Hong Kong is lifting restrictions on travel to mainland China—but only for premier business executives. And the easing of mandatory quarantine rules only works one way.
On Monday, the city’s financial services secretary Christopher Hui Ching-yu relaxed travel restrictions for executives at the top 480 companies listed on the Hong Kong stock exchange, providing more leeway to firms whose corporate travel between the mainland and Hong Kong has been curtailed by 14-day mandated quarantines as a result of the coronavirus pandemic.
The companies getting the free pass include Chinese tech giants like Alibaba and Tencent, state-owned enterprises like the Chinese oil giant Sinopec, and the international bank HSBC. In total, the 480 firms represent roughly 95% of the total market capitalization of the 2,107 companies listed on Hong Kong’s exchange.
In a Monday press release, the Hong Kong government said that two directors or executives per company will be eligible to travel from mainland China to Hong Kong every month for “essential business activities” such as board meetings, seeing clients, and signing documents. Executives arriving in Hong Kong from mainland China will be exempt from the city’s mandatory two-week quarantine. Yet Hong Kong executives must still undergo quarantine upon reaching the mainland, though the Hong Kong government is working with authorities there to remove this requirement by way of predeparture COVID-19 testing, according to the release.

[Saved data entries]
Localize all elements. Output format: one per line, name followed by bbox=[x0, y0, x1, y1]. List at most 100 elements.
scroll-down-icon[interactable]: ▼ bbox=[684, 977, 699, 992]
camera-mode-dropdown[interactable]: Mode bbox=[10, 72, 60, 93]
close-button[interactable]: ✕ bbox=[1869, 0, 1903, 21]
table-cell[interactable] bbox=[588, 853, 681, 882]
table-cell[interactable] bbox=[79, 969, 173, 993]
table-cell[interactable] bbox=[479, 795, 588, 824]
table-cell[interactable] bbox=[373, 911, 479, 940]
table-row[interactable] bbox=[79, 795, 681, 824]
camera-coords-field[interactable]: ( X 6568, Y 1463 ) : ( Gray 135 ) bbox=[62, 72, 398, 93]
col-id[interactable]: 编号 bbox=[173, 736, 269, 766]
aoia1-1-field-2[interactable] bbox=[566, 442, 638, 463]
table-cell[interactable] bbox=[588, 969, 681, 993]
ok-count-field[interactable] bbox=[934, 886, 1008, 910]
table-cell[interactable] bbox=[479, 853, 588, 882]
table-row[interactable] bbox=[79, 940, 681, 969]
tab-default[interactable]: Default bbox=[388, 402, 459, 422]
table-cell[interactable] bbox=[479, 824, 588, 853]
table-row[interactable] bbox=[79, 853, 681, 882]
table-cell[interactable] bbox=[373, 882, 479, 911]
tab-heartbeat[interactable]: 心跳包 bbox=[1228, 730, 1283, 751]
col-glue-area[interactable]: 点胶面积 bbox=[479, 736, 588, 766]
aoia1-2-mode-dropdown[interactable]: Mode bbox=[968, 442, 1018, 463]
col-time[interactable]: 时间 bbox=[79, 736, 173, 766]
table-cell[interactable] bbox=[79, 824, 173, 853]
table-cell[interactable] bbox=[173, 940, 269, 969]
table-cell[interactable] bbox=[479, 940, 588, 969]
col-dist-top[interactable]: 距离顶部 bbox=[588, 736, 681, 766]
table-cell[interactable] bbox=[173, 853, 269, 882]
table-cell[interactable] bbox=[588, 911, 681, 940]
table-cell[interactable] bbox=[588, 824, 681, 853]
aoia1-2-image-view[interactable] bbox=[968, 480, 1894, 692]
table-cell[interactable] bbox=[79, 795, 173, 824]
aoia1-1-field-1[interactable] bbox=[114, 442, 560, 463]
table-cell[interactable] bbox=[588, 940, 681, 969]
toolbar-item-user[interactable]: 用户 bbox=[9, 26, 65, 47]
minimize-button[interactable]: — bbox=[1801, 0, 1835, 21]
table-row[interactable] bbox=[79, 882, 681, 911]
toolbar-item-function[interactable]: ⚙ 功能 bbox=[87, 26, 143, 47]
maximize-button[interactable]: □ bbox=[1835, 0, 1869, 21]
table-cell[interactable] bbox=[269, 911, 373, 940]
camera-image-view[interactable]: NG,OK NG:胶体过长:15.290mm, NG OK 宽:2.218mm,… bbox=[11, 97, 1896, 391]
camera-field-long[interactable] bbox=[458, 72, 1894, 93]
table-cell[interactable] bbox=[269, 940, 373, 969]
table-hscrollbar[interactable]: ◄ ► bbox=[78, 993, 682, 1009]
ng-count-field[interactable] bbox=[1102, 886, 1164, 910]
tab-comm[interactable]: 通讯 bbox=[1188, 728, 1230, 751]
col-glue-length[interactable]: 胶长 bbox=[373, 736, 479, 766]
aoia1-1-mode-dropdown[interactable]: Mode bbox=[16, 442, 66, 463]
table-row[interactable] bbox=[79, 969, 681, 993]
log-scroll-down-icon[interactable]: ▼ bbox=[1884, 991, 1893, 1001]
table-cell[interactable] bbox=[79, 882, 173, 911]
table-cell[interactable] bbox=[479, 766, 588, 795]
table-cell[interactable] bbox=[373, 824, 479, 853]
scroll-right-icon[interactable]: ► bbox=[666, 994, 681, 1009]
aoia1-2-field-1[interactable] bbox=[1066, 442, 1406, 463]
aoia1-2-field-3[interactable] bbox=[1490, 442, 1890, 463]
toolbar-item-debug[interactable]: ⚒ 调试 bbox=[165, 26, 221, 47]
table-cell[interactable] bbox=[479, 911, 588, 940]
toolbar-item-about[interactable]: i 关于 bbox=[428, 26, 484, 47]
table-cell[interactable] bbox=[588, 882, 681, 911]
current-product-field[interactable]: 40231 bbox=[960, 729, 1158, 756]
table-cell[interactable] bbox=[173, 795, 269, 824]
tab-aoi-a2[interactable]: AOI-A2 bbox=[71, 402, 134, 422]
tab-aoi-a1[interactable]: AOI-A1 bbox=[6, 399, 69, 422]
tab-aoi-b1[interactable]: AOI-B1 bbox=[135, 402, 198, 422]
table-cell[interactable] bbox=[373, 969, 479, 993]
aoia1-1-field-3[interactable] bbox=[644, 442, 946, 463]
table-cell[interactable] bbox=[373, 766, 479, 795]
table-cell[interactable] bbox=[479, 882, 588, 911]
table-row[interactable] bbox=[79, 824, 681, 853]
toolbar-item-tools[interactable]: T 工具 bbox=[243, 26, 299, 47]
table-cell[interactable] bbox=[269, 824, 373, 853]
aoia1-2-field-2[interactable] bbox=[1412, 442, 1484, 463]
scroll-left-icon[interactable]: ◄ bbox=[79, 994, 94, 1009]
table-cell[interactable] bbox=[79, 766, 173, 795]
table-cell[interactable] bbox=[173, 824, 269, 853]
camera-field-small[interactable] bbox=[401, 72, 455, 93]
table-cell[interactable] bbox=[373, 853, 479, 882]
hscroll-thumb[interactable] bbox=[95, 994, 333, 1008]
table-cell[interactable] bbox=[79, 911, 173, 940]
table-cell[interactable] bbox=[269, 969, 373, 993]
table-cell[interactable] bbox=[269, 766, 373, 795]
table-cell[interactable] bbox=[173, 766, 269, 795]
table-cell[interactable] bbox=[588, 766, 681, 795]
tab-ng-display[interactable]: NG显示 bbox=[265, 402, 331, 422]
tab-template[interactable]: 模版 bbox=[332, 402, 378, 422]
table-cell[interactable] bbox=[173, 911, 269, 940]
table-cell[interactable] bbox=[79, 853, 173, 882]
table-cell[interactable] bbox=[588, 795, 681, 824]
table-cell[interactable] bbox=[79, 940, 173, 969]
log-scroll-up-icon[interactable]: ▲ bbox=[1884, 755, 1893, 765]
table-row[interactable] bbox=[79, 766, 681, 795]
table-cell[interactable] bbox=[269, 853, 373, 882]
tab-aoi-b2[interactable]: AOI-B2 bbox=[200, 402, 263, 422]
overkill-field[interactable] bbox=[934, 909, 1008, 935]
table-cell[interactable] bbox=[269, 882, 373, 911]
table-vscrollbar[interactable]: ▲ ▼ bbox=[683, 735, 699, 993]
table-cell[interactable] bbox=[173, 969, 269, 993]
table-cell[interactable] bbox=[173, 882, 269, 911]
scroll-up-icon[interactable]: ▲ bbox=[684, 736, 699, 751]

* [What you should do]: In the Hong Kong travel article, how many directors or executives per company may travel from mainland China to Hong Kong each month? The records play no part in what comes next.

* [Problem solution]: Two directors or executives per company.